INSTRUCTIONS FOR THE TASK =
Would you quote the material below in full and unchanged?

Stored entries:

--- BEGIN ---

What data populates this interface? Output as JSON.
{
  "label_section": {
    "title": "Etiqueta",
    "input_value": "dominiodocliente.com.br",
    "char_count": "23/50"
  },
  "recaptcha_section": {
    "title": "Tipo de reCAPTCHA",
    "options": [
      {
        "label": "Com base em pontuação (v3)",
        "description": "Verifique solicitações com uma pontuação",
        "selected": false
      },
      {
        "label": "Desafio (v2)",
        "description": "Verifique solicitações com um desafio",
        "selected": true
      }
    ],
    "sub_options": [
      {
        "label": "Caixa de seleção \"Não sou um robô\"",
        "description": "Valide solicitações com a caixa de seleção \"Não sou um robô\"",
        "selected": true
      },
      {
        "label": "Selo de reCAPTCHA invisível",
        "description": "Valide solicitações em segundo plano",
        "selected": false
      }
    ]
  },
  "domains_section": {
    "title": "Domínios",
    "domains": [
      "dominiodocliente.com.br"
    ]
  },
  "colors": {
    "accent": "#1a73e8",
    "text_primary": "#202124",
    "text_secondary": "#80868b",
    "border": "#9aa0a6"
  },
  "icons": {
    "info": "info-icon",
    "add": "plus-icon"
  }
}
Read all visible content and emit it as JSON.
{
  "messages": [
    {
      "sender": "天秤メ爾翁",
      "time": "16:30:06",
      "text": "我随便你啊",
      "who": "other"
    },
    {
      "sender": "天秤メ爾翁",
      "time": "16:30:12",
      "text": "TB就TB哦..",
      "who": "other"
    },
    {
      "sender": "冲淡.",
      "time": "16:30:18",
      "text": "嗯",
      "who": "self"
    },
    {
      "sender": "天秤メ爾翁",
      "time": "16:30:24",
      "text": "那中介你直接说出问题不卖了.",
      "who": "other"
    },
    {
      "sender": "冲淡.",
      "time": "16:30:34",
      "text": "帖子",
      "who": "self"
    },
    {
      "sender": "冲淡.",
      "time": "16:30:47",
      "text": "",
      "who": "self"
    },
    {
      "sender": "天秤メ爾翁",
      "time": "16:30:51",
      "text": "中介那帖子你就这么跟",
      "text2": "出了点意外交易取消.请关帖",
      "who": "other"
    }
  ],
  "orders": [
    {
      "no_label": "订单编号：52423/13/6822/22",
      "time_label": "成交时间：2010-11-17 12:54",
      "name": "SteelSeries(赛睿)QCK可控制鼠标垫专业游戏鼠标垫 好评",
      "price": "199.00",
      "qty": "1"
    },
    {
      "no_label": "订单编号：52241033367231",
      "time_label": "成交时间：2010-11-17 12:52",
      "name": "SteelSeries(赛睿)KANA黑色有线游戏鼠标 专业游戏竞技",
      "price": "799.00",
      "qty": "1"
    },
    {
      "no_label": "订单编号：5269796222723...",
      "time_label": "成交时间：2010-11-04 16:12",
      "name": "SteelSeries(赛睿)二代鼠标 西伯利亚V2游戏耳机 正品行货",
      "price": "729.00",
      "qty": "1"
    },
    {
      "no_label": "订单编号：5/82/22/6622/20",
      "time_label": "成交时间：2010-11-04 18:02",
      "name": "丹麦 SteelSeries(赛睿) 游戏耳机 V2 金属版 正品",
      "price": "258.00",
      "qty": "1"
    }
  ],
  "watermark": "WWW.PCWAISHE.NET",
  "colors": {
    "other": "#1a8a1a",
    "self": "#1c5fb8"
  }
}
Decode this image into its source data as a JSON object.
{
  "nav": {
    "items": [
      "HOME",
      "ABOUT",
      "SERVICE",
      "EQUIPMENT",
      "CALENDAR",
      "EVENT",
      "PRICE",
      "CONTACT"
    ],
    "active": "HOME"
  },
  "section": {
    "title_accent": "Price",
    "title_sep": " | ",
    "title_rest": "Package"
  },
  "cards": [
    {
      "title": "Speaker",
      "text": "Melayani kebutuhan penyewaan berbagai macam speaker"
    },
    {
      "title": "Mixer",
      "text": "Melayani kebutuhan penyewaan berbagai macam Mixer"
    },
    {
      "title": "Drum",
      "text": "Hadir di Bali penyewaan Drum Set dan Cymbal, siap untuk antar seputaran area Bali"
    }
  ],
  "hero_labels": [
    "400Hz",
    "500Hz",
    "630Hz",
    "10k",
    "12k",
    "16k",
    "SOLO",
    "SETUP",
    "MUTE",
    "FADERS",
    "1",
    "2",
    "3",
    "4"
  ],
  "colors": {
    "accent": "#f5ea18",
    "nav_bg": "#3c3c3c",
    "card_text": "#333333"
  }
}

--- END ---

WRITTEN SOLUTION =
What data populates this interface? Output as JSON.
{
  "label_section": {
    "title": "Etiqueta",
    "input_value": "dominiodocliente.com.br",
    "char_count": "23/50"
  },
  "recaptcha_section": {
    "title": "Tipo de reCAPTCHA",
    "options": [
      {
        "label": "Com base em pontuação (v3)",
        "description": "Verifique solicitações com uma pontuação",
        "selected": false
      },
      {
        "label": "Desafio (v2)",
        "description": "Verifique solicitações com um desafio",
        "selected": true
      }
    ],
    "sub_options": [
      {
        "label": "Caixa de seleção \"Não sou um robô\"",
        "description": "Valide solicitações com a caixa de seleção \"Não sou um robô\"",
        "selected": true
      },
      {
        "label": "Selo de reCAPTCHA invisível",
        "description": "Valide solicitações em segundo plano",
        "selected": false
      }
    ]
  },
  "domains_section": {
    "title": "Domínios",
    "domains": [
      "dominiodocliente.com.br"
    ]
  },
  "colors": {
    "accent": "#1a73e8",
    "text_primary": "#202124",
    "text_secondary": "#80868b",
    "border": "#9aa0a6"
  },
  "icons": {
    "info": "info-icon",
    "add": "plus-icon"
  }
}
Read all visible content and emit it as JSON.
{
  "messages": [
    {
      "sender": "天秤メ爾翁",
      "time": "16:30:06",
      "text": "我随便你啊",
      "who": "other"
    },
    {
      "sender": "天秤メ爾翁",
      "time": "16:30:12",
      "text": "TB就TB哦..",
      "who": "other"
    },
    {
      "sender": "冲淡.",
      "time": "16:30:18",
      "text": "嗯",
      "who": "self"
    },
    {
      "sender": "天秤メ爾翁",
      "time": "16:30:24",
      "text": "那中介你直接说出问题不卖了.",
      "who": "other"
    },
    {
      "sender": "冲淡.",
      "time": "16:30:34",
      "text": "帖子",
      "who": "self"
    },
    {
      "sender": "冲淡.",
      "time": "16:30:47",
      "text": "",
      "who": "self"
    },
    {
      "sender": "天秤メ爾翁",
      "time": "16:30:51",
      "text": "中介那帖子你就这么跟",
      "text2": "出了点意外交易取消.请关帖",
      "who": "other"
    }
  ],
  "orders": [
    {
      "no_label": "订单编号：52423/13/6822/22",
      "time_label": "成交时间：2010-11-17 12:54",
      "name": "SteelSeries(赛睿)QCK可控制鼠标垫专业游戏鼠标垫 好评",
      "price": "199.00",
      "qty": "1"
    },
    {
      "no_label": "订单编号：52241033367231",
      "time_label": "成交时间：2010-11-17 12:52",
      "name": "SteelSeries(赛睿)KANA黑色有线游戏鼠标 专业游戏竞技",
      "price": "799.00",
      "qty": "1"
    },
    {
      "no_label": "订单编号：5269796222723...",
      "time_label": "成交时间：2010-11-04 16:12",
      "name": "SteelSeries(赛睿)二代鼠标 西伯利亚V2游戏耳机 正品行货",
      "price": "729.00",
      "qty": "1"
    },
    {
      "no_label": "订单编号：5/82/22/6622/20",
      "time_label": "成交时间：2010-11-04 18:02",
      "name": "丹麦 SteelSeries(赛睿) 游戏耳机 V2 金属版 正品",
      "price": "258.00",
      "qty": "1"
    }
  ],
  "watermark": "WWW.PCWAISHE.NET",
  "colors": {
    "other": "#1a8a1a",
    "self": "#1c5fb8"
  }
}
Decode this image into its source data as a JSON object.
{
  "nav": {
    "items": [
      "HOME",
      "ABOUT",
      "SERVICE",
      "EQUIPMENT",
      "CALENDAR",
      "EVENT",
      "PRICE",
      "CONTACT"
    ],
    "active": "HOME"
  },
  "section": {
    "title_accent": "Price",
    "title_sep": " | ",
    "title_rest": "Package"
  },
  "cards": [
    {
      "title": "Speaker",
      "text": "Melayani kebutuhan penyewaan berbagai macam speaker"
    },
    {
      "title": "Mixer",
      "text": "Melayani kebutuhan penyewaan berbagai macam Mixer"
    },
    {
      "title": "Drum",
      "text": "Hadir di Bali penyewaan Drum Set dan Cymbal, siap untuk antar seputaran area Bali"
    }
  ],
  "hero_labels": [
    "400Hz",
    "500Hz",
    "630Hz",
    "10k",
    "12k",
    "16k",
    "SOLO",
    "SETUP",
    "MUTE",
    "FADERS",
    "1",
    "2",
    "3",
    "4"
  ],
  "colors": {
    "accent": "#f5ea18",
    "nav_bg": "#3c3c3c",
    "card_text": "#333333"
  }
}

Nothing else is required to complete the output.